Make a verbatim copy of the entries below; pictures stay out.
Start of DATA SECTION
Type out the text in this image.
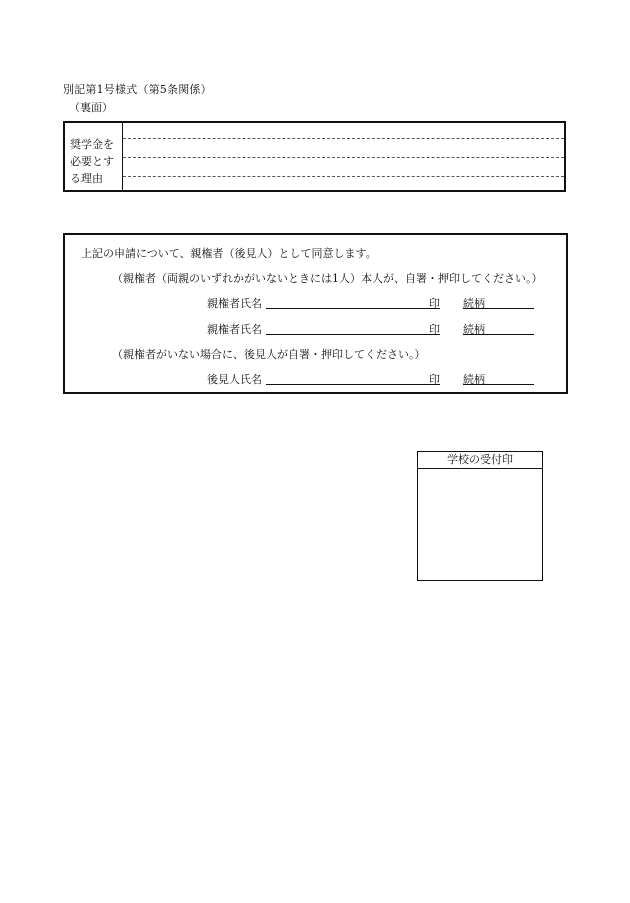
別記第1号様式（第5条関係）
（裏面）
奨学金を
必要とす
る理由
上記の申請について、親権者（後見人）として同意します。
（親権者（両親のいずれかがいないときには1人）本人が、自署・押印してください。）
親権者氏名	印 続柄
親権者氏名	印 続柄
（親権者がいない場合に、後見人が自署・押印してください。）
後見人氏名	印 続柄
学校の受付印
End of DATA SECTION
• [EXERCISE OUTPUT]:
Type out the text in this image.
別記第1号様式（第5条関係）
（裏面）
奨学金を
必要とす
る理由
上記の申請について、親権者（後見人）として同意します。
（親権者（両親のいずれかがいないときには1人）本人が、自署・押印してください。）
親権者氏名	印 続柄
親権者氏名	印 続柄
（親権者がいない場合に、後見人が自署・押印してください。）
後見人氏名	印 続柄
学校の受付印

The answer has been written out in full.